==== FRAGMENTO DEL TEXTO ====

Yo era un enfermizo cuando niño y ya bien entrada mi juventud, con una serie de males en el verano y otra distinta en el invierno. Después de salir de mi ciudad natal situada a buena altura sobre el nivel del mar en las llanuras de México para trasladarme a la costa del Golfo de México empleado por una gran empresa americana, mis achaques del invierno disminuyeron, pero los del verano empeoraron, especialmente un persistente desorden estomacal.
Cuatro años después, cuando me hallaba en tal condición que no podía comer más que fruta y alimento medicinal, la empresa americana me ascendió transfiriéndome a su oficina matriz en los Estados Unidos. Mi primer cuidado al hallarme allí fué entrevistar a médicos especialistas, y ya hacía yo los preparativos necesarios para ingresar en una clínica para someterme a riguroso examen médico cuando topé en la calle con un viejo amigo mío que al principio no podía reconocerme dado el estado en que me hallaba. Me recomendó vehementemente que primero probara yo la Christian Science, y a instancias mías me llevó a ver a un practicista — al que estuviera más cerca.

==== INFORMACIÓN ====

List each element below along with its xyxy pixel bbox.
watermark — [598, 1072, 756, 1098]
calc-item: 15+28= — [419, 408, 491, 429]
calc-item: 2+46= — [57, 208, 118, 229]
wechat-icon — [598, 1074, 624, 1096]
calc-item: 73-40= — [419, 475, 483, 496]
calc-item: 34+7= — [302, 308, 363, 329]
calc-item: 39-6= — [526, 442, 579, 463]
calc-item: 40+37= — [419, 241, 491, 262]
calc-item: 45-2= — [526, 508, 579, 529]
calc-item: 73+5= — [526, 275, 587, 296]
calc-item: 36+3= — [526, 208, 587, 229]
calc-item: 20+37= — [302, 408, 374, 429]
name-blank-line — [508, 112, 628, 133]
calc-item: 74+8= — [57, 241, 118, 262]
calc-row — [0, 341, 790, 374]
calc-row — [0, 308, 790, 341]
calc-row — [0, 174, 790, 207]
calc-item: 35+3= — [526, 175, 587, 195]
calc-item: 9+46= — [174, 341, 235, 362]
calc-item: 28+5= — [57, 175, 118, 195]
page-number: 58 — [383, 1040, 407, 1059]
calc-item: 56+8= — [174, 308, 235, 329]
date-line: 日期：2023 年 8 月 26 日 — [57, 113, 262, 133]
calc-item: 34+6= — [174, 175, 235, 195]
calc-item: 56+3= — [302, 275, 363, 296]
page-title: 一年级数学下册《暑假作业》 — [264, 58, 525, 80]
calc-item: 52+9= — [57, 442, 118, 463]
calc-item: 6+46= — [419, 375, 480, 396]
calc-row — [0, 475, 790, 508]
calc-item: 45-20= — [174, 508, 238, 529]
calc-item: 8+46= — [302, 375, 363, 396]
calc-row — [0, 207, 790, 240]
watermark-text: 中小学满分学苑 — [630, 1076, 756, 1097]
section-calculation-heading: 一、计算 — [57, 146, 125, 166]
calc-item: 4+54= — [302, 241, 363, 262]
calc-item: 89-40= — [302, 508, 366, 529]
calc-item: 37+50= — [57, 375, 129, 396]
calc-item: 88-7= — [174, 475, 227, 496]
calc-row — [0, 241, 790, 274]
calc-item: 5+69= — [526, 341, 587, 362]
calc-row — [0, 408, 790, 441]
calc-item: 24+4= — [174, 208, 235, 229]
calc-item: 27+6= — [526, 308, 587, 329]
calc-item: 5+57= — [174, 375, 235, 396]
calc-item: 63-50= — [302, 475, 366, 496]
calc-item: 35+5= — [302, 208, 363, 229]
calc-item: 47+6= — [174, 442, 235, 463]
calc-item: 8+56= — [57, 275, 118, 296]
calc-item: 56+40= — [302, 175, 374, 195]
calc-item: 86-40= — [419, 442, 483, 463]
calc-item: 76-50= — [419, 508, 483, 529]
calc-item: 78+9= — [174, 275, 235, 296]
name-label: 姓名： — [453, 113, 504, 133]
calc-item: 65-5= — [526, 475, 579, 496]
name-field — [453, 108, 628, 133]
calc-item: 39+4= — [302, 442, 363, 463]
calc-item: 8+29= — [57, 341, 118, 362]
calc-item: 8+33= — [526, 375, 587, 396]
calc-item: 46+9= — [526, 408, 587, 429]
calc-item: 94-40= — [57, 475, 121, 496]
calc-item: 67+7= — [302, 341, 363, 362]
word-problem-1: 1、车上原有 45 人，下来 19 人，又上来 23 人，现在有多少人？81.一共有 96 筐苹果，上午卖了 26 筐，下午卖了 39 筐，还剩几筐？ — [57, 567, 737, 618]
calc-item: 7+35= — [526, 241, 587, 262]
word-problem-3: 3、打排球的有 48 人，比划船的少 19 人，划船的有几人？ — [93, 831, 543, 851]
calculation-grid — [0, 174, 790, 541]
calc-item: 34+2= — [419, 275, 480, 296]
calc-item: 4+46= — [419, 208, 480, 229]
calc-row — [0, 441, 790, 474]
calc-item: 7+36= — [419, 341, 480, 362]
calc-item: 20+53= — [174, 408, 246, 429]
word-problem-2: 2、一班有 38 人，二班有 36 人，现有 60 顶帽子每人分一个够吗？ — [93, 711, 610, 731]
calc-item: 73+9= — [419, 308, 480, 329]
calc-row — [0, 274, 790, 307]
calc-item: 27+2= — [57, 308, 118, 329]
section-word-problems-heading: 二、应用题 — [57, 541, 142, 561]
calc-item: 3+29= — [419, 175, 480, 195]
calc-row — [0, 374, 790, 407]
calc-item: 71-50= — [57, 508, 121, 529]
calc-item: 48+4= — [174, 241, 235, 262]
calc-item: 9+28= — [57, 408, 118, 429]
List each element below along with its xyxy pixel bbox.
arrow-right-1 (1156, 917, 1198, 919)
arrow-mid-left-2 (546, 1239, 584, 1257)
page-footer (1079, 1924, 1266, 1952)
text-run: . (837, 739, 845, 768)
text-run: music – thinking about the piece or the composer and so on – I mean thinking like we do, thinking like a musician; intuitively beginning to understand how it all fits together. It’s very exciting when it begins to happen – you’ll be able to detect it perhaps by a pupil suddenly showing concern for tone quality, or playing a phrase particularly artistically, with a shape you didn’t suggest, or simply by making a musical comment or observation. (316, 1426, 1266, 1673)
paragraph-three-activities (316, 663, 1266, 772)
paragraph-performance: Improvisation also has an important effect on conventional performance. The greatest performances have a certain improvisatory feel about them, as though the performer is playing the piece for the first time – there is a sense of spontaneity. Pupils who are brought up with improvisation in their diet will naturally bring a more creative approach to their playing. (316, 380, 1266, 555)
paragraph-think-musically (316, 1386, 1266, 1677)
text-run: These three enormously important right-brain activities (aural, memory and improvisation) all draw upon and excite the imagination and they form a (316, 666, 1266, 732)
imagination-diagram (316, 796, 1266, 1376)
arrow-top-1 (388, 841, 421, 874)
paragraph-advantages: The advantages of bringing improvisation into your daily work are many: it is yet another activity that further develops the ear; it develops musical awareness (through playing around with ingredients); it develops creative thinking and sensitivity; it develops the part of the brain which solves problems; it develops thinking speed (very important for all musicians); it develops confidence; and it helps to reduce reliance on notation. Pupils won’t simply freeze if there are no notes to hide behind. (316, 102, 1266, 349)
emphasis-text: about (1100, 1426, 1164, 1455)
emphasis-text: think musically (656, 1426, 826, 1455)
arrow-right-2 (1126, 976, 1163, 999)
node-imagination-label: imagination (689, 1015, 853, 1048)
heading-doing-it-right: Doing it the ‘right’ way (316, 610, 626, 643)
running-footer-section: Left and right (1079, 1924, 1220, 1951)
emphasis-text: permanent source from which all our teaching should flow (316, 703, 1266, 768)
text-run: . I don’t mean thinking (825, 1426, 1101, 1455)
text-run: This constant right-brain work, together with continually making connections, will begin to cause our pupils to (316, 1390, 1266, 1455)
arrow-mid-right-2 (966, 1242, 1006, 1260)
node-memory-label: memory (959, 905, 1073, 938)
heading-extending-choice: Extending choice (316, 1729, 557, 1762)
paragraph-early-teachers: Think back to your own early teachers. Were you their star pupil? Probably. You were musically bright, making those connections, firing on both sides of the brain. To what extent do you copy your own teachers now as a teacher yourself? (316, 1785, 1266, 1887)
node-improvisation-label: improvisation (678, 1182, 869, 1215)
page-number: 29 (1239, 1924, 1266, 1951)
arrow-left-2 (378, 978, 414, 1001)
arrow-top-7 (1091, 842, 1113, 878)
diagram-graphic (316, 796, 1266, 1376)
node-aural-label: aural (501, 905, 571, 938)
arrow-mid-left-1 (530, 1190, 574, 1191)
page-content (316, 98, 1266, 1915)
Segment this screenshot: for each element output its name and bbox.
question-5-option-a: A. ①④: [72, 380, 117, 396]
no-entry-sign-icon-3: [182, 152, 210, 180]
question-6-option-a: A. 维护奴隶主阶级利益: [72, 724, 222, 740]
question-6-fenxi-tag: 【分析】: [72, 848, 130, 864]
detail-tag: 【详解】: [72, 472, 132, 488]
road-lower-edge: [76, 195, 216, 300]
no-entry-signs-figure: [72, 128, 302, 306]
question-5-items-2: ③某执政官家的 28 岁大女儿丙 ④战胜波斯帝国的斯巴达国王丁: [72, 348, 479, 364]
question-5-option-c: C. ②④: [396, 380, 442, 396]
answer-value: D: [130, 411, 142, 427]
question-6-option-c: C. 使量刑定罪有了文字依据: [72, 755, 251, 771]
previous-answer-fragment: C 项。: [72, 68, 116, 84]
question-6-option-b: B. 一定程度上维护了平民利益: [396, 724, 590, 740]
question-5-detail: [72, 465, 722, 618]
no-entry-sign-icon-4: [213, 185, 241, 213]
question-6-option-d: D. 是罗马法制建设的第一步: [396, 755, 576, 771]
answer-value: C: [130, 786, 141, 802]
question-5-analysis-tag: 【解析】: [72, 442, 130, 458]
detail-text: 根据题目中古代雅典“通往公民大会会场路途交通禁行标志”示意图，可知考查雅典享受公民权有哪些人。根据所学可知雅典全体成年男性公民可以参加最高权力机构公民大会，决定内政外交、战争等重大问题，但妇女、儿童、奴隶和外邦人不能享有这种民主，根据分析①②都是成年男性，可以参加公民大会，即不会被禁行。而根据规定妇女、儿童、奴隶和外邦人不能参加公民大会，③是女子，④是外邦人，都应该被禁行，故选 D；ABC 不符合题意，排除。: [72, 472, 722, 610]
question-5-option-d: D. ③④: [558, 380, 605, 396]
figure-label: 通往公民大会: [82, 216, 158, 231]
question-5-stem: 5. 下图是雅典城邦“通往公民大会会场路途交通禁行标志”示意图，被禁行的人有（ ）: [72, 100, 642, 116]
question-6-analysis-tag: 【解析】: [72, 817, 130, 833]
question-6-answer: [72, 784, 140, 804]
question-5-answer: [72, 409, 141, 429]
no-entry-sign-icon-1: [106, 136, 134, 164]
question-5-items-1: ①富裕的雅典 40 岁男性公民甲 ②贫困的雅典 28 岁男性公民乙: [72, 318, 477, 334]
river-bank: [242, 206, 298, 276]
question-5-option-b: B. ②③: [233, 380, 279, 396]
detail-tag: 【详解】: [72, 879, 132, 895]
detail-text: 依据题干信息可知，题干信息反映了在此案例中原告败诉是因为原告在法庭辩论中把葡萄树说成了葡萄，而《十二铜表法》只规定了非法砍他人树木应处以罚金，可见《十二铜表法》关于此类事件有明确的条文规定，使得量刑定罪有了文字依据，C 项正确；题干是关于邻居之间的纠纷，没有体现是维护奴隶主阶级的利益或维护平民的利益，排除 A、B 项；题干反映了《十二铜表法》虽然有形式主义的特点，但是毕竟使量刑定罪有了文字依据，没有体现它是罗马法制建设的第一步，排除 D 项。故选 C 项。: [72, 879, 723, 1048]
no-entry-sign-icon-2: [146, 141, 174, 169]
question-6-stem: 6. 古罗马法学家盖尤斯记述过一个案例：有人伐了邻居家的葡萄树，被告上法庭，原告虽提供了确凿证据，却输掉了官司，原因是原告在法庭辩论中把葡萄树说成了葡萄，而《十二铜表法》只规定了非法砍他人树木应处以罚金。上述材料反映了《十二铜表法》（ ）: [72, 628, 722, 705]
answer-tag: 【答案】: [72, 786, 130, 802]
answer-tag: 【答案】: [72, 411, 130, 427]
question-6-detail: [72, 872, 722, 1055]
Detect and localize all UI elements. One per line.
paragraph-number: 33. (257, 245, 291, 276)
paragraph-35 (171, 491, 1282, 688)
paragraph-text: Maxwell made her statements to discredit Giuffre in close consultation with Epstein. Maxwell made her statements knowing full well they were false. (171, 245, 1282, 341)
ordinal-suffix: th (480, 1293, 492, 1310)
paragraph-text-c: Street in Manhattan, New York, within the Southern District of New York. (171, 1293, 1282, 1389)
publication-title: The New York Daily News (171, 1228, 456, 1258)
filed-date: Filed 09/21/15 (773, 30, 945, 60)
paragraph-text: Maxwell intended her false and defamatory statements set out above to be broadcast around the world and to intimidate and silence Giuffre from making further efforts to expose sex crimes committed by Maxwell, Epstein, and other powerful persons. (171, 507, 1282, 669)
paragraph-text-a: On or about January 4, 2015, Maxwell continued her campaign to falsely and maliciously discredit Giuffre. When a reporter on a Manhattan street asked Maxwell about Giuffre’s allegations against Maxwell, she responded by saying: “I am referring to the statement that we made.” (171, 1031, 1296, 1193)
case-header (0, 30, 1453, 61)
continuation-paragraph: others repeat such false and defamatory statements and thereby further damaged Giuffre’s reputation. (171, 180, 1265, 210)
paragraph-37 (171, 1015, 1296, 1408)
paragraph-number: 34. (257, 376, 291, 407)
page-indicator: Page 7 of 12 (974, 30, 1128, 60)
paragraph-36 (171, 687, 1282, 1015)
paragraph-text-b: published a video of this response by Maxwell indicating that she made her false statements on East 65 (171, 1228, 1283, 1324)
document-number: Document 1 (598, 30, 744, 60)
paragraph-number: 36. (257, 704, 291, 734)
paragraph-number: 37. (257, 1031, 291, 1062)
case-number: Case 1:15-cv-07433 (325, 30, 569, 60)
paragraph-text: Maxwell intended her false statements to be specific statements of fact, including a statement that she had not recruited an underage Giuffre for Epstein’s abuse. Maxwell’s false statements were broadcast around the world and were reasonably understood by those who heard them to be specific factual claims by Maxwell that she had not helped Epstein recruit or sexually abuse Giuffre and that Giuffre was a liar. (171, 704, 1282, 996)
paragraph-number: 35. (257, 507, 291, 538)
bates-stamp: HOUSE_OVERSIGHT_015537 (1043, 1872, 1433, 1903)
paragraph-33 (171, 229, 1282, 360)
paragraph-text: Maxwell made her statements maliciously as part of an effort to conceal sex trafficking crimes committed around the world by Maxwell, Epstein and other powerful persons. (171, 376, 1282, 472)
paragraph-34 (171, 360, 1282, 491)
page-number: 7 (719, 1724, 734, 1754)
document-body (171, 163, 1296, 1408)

====

TAREA 1: Copia al pie de la letra la parte del relato de los achaques que empieza en "Cuatro años después, cuando" y termina en "estuviera más cerca.".
TAREA 2:
Contesta estas preguntas sobre el relato de los achaques:
(a) ¿Adónde se fue a vivir el narrador al salir de su ciudad natal?
(b) ¿Cuántos años después lo ascendió la empresa americana?
(c) ¿Qué le recomendó su viejo amigo cuando se encontraron en la calle?
TAREA 3: Sigue escribiendo el relato de los achaques a partir de su última oración.
Las líneas no tienen nada que ver con esto.

RESPUESTA ESCRITA 1:
Cuatro años después, cuando me hallaba en tal condición que no podía comer más que fruta y alimento medicinal, la empresa americana me ascendió transfiriéndome a su oficina matriz en los Estados Unidos. Mi primer cuidado al hallarme allí fué entrevistar a médicos especialistas, y ya hacía yo los preparativos necesarios para ingresar en una clínica para someterme a riguroso examen médico cuando topé en la calle con un viejo amigo mío que al principio no podía reconocerme dado el estado en que me hallaba. Me recomendó vehementemente que primero probara yo la Christian Science, y a instancias mías me llevó a ver a un practicista — al que estuviera más cerca.

RESPUESTA ESCRITA 2:
(a) A la costa del Golfo de México.
(b) Cuatro años después.
(c) Que primero probara la Christian Science.

RESPUESTA ESCRITA 3:
Yo asaltaba al practicista con muchas preguntas tratando de cerciorarme primero de lo que fuera la Christian Science. El contestaba con calma y pacientemente, y cada respuesta era una sorpresa para mí. Las palabras con que empieza el libro de texto, “Ciencia y Salud con Clave de las Escrituras” por Mary Baker Eddy, me causaron una impresión tan escrutadoramente profunda que nunca bastarán las palabras para expresarla. Dicen (Prefacio, pág. vii): “Para los que se apoyan en el infinito sostenedor, el día de hoy está lleno de bendiciones.” La idea de que pudiera uno apoyarse “en el infinito sostenedor” evocó un panorama tan trascendental que me quedé boquiabierto.